*PROBLEM STATEMENT:* Quote all entries in full, exactly.

*MATERIAL SUPPLIED:*
:::

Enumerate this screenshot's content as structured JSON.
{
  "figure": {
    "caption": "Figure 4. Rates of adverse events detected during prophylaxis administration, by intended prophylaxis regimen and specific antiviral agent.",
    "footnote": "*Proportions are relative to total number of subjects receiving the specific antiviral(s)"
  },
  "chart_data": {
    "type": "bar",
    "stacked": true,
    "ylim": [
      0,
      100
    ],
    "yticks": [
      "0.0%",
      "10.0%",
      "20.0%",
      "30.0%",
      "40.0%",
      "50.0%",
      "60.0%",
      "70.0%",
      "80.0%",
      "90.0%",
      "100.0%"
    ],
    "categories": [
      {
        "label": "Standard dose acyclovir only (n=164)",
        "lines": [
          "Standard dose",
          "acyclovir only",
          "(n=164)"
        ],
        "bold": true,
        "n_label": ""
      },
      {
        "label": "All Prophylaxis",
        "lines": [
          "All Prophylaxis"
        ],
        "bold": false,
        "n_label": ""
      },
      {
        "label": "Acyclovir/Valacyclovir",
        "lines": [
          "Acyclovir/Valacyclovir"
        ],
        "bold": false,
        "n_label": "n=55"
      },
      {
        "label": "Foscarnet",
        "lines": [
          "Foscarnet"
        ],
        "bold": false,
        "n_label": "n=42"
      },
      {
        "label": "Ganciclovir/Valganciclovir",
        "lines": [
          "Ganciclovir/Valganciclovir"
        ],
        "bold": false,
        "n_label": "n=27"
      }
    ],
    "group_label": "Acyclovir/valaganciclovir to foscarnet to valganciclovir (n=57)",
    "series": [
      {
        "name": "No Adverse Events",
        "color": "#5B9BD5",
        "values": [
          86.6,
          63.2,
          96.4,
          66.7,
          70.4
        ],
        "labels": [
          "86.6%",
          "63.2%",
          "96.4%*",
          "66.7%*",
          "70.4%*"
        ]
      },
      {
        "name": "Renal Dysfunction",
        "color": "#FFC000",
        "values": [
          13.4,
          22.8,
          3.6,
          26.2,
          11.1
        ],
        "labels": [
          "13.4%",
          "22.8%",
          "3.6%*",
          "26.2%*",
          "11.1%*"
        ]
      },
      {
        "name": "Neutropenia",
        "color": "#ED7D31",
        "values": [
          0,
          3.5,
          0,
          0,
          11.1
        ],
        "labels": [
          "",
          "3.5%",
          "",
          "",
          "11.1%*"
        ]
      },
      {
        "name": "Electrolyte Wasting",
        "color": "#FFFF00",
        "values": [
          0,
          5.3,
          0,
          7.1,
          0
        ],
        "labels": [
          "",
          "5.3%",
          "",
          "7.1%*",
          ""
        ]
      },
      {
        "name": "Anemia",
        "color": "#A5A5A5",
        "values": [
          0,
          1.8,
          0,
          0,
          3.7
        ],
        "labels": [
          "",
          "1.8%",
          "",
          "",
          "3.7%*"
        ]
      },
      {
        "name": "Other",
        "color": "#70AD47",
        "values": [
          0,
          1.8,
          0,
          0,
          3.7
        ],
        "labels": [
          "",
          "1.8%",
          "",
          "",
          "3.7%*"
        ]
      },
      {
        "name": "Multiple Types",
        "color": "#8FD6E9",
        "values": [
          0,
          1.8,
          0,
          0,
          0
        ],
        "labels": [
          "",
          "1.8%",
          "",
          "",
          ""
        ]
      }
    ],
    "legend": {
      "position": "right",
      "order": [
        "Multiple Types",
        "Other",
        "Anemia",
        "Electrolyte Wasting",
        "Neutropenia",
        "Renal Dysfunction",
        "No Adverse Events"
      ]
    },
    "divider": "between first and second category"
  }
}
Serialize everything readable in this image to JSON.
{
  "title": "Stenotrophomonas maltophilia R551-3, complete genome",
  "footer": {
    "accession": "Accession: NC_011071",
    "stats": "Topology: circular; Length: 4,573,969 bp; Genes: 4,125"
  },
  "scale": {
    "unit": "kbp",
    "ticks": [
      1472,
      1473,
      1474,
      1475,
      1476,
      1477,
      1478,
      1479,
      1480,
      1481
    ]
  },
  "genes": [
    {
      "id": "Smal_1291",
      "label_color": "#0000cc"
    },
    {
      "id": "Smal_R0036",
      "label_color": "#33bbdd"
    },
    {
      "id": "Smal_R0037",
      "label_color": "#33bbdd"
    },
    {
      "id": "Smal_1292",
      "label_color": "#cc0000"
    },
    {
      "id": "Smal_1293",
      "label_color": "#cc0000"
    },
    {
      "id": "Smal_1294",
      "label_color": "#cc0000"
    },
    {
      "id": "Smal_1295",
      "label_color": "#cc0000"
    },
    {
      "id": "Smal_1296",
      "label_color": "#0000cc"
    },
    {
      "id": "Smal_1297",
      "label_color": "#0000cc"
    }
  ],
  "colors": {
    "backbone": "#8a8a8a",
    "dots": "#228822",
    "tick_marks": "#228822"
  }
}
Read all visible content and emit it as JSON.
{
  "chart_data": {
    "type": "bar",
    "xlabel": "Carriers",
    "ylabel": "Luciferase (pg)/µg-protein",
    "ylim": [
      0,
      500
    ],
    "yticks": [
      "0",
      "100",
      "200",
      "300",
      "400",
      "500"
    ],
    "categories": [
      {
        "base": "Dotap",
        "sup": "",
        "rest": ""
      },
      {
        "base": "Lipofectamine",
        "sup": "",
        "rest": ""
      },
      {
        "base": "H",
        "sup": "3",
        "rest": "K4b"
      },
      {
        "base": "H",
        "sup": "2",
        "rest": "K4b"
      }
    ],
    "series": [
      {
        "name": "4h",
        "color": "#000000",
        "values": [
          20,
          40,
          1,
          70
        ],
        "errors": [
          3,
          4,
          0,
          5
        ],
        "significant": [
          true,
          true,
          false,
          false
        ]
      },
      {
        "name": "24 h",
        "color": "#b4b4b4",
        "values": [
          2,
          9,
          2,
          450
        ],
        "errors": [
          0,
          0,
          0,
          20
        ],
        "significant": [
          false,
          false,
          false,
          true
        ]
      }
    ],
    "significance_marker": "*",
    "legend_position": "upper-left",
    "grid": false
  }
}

:::

*RESULT:*
Enumerate this screenshot's content as structured JSON.
{
  "figure": {
    "caption": "Figure 4. Rates of adverse events detected during prophylaxis administration, by intended prophylaxis regimen and specific antiviral agent.",
    "footnote": "*Proportions are relative to total number of subjects receiving the specific antiviral(s)"
  },
  "chart_data": {
    "type": "bar",
    "stacked": true,
    "ylim": [
      0,
      100
    ],
    "yticks": [
      "0.0%",
      "10.0%",
      "20.0%",
      "30.0%",
      "40.0%",
      "50.0%",
      "60.0%",
      "70.0%",
      "80.0%",
      "90.0%",
      "100.0%"
    ],
    "categories": [
      {
        "label": "Standard dose acyclovir only (n=164)",
        "lines": [
          "Standard dose",
          "acyclovir only",
          "(n=164)"
        ],
        "bold": true,
        "n_label": ""
      },
      {
        "label": "All Prophylaxis",
        "lines": [
          "All Prophylaxis"
        ],
        "bold": false,
        "n_label": ""
      },
      {
        "label": "Acyclovir/Valacyclovir",
        "lines": [
          "Acyclovir/Valacyclovir"
        ],
        "bold": false,
        "n_label": "n=55"
      },
      {
        "label": "Foscarnet",
        "lines": [
          "Foscarnet"
        ],
        "bold": false,
        "n_label": "n=42"
      },
      {
        "label": "Ganciclovir/Valganciclovir",
        "lines": [
          "Ganciclovir/Valganciclovir"
        ],
        "bold": false,
        "n_label": "n=27"
      }
    ],
    "group_label": "Acyclovir/valaganciclovir to foscarnet to valganciclovir (n=57)",
    "series": [
      {
        "name": "No Adverse Events",
        "color": "#5B9BD5",
        "values": [
          86.6,
          63.2,
          96.4,
          66.7,
          70.4
        ],
        "labels": [
          "86.6%",
          "63.2%",
          "96.4%*",
          "66.7%*",
          "70.4%*"
        ]
      },
      {
        "name": "Renal Dysfunction",
        "color": "#FFC000",
        "values": [
          13.4,
          22.8,
          3.6,
          26.2,
          11.1
        ],
        "labels": [
          "13.4%",
          "22.8%",
          "3.6%*",
          "26.2%*",
          "11.1%*"
        ]
      },
      {
        "name": "Neutropenia",
        "color": "#ED7D31",
        "values": [
          0,
          3.5,
          0,
          0,
          11.1
        ],
        "labels": [
          "",
          "3.5%",
          "",
          "",
          "11.1%*"
        ]
      },
      {
        "name": "Electrolyte Wasting",
        "color": "#FFFF00",
        "values": [
          0,
          5.3,
          0,
          7.1,
          0
        ],
        "labels": [
          "",
          "5.3%",
          "",
          "7.1%*",
          ""
        ]
      },
      {
        "name": "Anemia",
        "color": "#A5A5A5",
        "values": [
          0,
          1.8,
          0,
          0,
          3.7
        ],
        "labels": [
          "",
          "1.8%",
          "",
          "",
          "3.7%*"
        ]
      },
      {
        "name": "Other",
        "color": "#70AD47",
        "values": [
          0,
          1.8,
          0,
          0,
          3.7
        ],
        "labels": [
          "",
          "1.8%",
          "",
          "",
          "3.7%*"
        ]
      },
      {
        "name": "Multiple Types",
        "color": "#8FD6E9",
        "values": [
          0,
          1.8,
          0,
          0,
          0
        ],
        "labels": [
          "",
          "1.8%",
          "",
          "",
          ""
        ]
      }
    ],
    "legend": {
      "position": "right",
      "order": [
        "Multiple Types",
        "Other",
        "Anemia",
        "Electrolyte Wasting",
        "Neutropenia",
        "Renal Dysfunction",
        "No Adverse Events"
      ]
    },
    "divider": "between first and second category"
  }
}
Serialize everything readable in this image to JSON.
{
  "title": "Stenotrophomonas maltophilia R551-3, complete genome",
  "footer": {
    "accession": "Accession: NC_011071",
    "stats": "Topology: circular; Length: 4,573,969 bp; Genes: 4,125"
  },
  "scale": {
    "unit": "kbp",
    "ticks": [
      1472,
      1473,
      1474,
      1475,
      1476,
      1477,
      1478,
      1479,
      1480,
      1481
    ]
  },
  "genes": [
    {
      "id": "Smal_1291",
      "label_color": "#0000cc"
    },
    {
      "id": "Smal_R0036",
      "label_color": "#33bbdd"
    },
    {
      "id": "Smal_R0037",
      "label_color": "#33bbdd"
    },
    {
      "id": "Smal_1292",
      "label_color": "#cc0000"
    },
    {
      "id": "Smal_1293",
      "label_color": "#cc0000"
    },
    {
      "id": "Smal_1294",
      "label_color": "#cc0000"
    },
    {
      "id": "Smal_1295",
      "label_color": "#cc0000"
    },
    {
      "id": "Smal_1296",
      "label_color": "#0000cc"
    },
    {
      "id": "Smal_1297",
      "label_color": "#0000cc"
    }
  ],
  "colors": {
    "backbone": "#8a8a8a",
    "dots": "#228822",
    "tick_marks": "#228822"
  }
}
Read all visible content and emit it as JSON.
{
  "chart_data": {
    "type": "bar",
    "xlabel": "Carriers",
    "ylabel": "Luciferase (pg)/µg-protein",
    "ylim": [
      0,
      500
    ],
    "yticks": [
      "0",
      "100",
      "200",
      "300",
      "400",
      "500"
    ],
    "categories": [
      {
        "base": "Dotap",
        "sup": "",
        "rest": ""
      },
      {
        "base": "Lipofectamine",
        "sup": "",
        "rest": ""
      },
      {
        "base": "H",
        "sup": "3",
        "rest": "K4b"
      },
      {
        "base": "H",
        "sup": "2",
        "rest": "K4b"
      }
    ],
    "series": [
      {
        "name": "4h",
        "color": "#000000",
        "values": [
          20,
          40,
          1,
          70
        ],
        "errors": [
          3,
          4,
          0,
          5
        ],
        "significant": [
          true,
          true,
          false,
          false
        ]
      },
      {
        "name": "24 h",
        "color": "#b4b4b4",
        "values": [
          2,
          9,
          2,
          450
        ],
        "errors": [
          0,
          0,
          0,
          20
        ],
        "significant": [
          false,
          false,
          false,
          true
        ]
      }
    ],
    "significance_marker": "*",
    "legend_position": "upper-left",
    "grid": false
  }
}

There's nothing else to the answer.